Below are some records. Copy every line in them that holds "chart".

### RECORDED INFORMATION
━━━
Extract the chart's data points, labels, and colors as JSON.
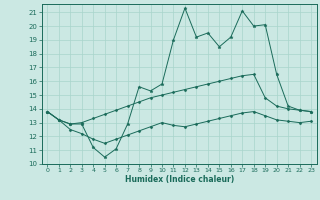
{
  "xlabel": "Humidex (Indice chaleur)",
  "bg_color": "#cbe8e3",
  "line_color": "#1a6b5a",
  "grid_color": "#a8d5cc",
  "xlim": [
    -0.5,
    23.5
  ],
  "ylim": [
    10,
    21.6
  ],
  "yticks": [
    10,
    11,
    12,
    13,
    14,
    15,
    16,
    17,
    18,
    19,
    20,
    21
  ],
  "xticks": [
    0,
    1,
    2,
    3,
    4,
    5,
    6,
    7,
    8,
    9,
    10,
    11,
    12,
    13,
    14,
    15,
    16,
    17,
    18,
    19,
    20,
    21,
    22,
    23
  ],
  "line1_x": [
    0,
    1,
    2,
    3,
    4,
    5,
    6,
    7,
    8,
    9,
    10,
    11,
    12,
    13,
    14,
    15,
    16,
    17,
    18,
    19,
    20,
    21,
    22,
    23
  ],
  "line1_y": [
    13.8,
    13.2,
    12.9,
    12.9,
    11.2,
    10.5,
    11.1,
    12.9,
    15.6,
    15.3,
    15.8,
    19.0,
    21.3,
    19.2,
    19.5,
    18.5,
    19.2,
    21.1,
    20.0,
    20.1,
    16.5,
    14.2,
    13.9,
    13.8
  ],
  "line2_x": [
    0,
    1,
    2,
    3,
    4,
    5,
    6,
    7,
    8,
    9,
    10,
    11,
    12,
    13,
    14,
    15,
    16,
    17,
    18,
    19,
    20,
    21,
    22,
    23
  ],
  "line2_y": [
    13.8,
    13.2,
    12.9,
    13.0,
    13.3,
    13.6,
    13.9,
    14.2,
    14.5,
    14.8,
    15.0,
    15.2,
    15.4,
    15.6,
    15.8,
    16.0,
    16.2,
    16.4,
    16.5,
    14.8,
    14.2,
    14.0,
    13.9,
    13.8
  ],
  "line3_x": [
    0,
    1,
    2,
    3,
    4,
    5,
    6,
    7,
    8,
    9,
    10,
    11,
    12,
    13,
    14,
    15,
    16,
    17,
    18,
    19,
    20,
    21,
    22,
    23
  ],
  "line3_y": [
    13.8,
    13.2,
    12.5,
    12.2,
    11.8,
    11.5,
    11.8,
    12.1,
    12.4,
    12.7,
    13.0,
    12.8,
    12.7,
    12.9,
    13.1,
    13.3,
    13.5,
    13.7,
    13.8,
    13.5,
    13.2,
    13.1,
    13.0,
    13.1
  ]
}
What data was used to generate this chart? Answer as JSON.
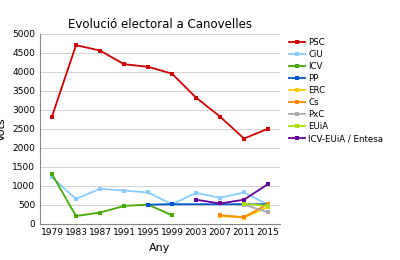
{
  "title": "Evolució electoral a Canovelles",
  "xlabel": "Any",
  "ylabel": "Vots",
  "years": [
    1979,
    1983,
    1987,
    1991,
    1995,
    1999,
    2003,
    2007,
    2011,
    2015
  ],
  "series": {
    "PSC": {
      "color": "#cc0000",
      "values": [
        2820,
        4700,
        4560,
        4200,
        4130,
        3950,
        3320,
        2820,
        2240,
        2500
      ]
    },
    "CiU": {
      "color": "#88ccff",
      "values": [
        1220,
        650,
        920,
        870,
        820,
        510,
        810,
        680,
        820,
        500
      ]
    },
    "ICV": {
      "color": "#44aa00",
      "values": [
        1300,
        200,
        290,
        465,
        500,
        220,
        null,
        null,
        null,
        null
      ]
    },
    "PP": {
      "color": "#0055cc",
      "values": [
        null,
        null,
        null,
        null,
        500,
        510,
        null,
        null,
        null,
        510
      ]
    },
    "ERC": {
      "color": "#ffcc00",
      "values": [
        null,
        null,
        null,
        null,
        null,
        null,
        null,
        200,
        160,
        435
      ]
    },
    "Cs": {
      "color": "#ff8800",
      "values": [
        null,
        null,
        null,
        null,
        null,
        null,
        null,
        220,
        170,
        520
      ]
    },
    "PxC": {
      "color": "#aaaaaa",
      "values": [
        null,
        null,
        null,
        null,
        null,
        null,
        null,
        null,
        500,
        295
      ]
    },
    "EUiA": {
      "color": "#aadd00",
      "values": [
        null,
        null,
        null,
        null,
        null,
        null,
        null,
        null,
        520,
        470
      ]
    },
    "ICV-EUiA / Entesa": {
      "color": "#660099",
      "values": [
        null,
        null,
        null,
        null,
        null,
        null,
        630,
        530,
        630,
        1040
      ]
    }
  },
  "ylim": [
    0,
    5000
  ],
  "yticks": [
    0,
    500,
    1000,
    1500,
    2000,
    2500,
    3000,
    3500,
    4000,
    4500,
    5000
  ],
  "figsize": [
    4.0,
    2.6
  ],
  "dpi": 100,
  "bg_color": "#ffffff",
  "grid_color": "#cccccc"
}
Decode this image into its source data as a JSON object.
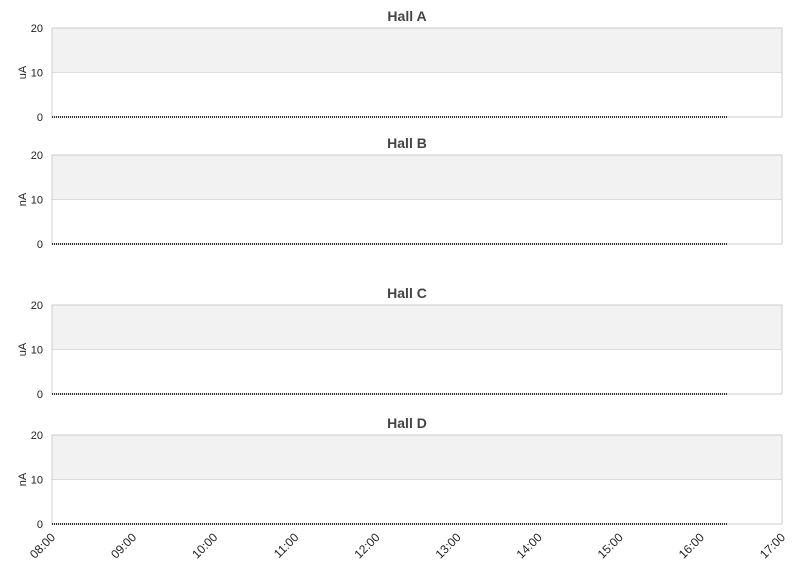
━━━
### SOLUTION
Extract the chart's data points, labels, and colors as JSON.
What data was used to generate this chart? Answer as JSON.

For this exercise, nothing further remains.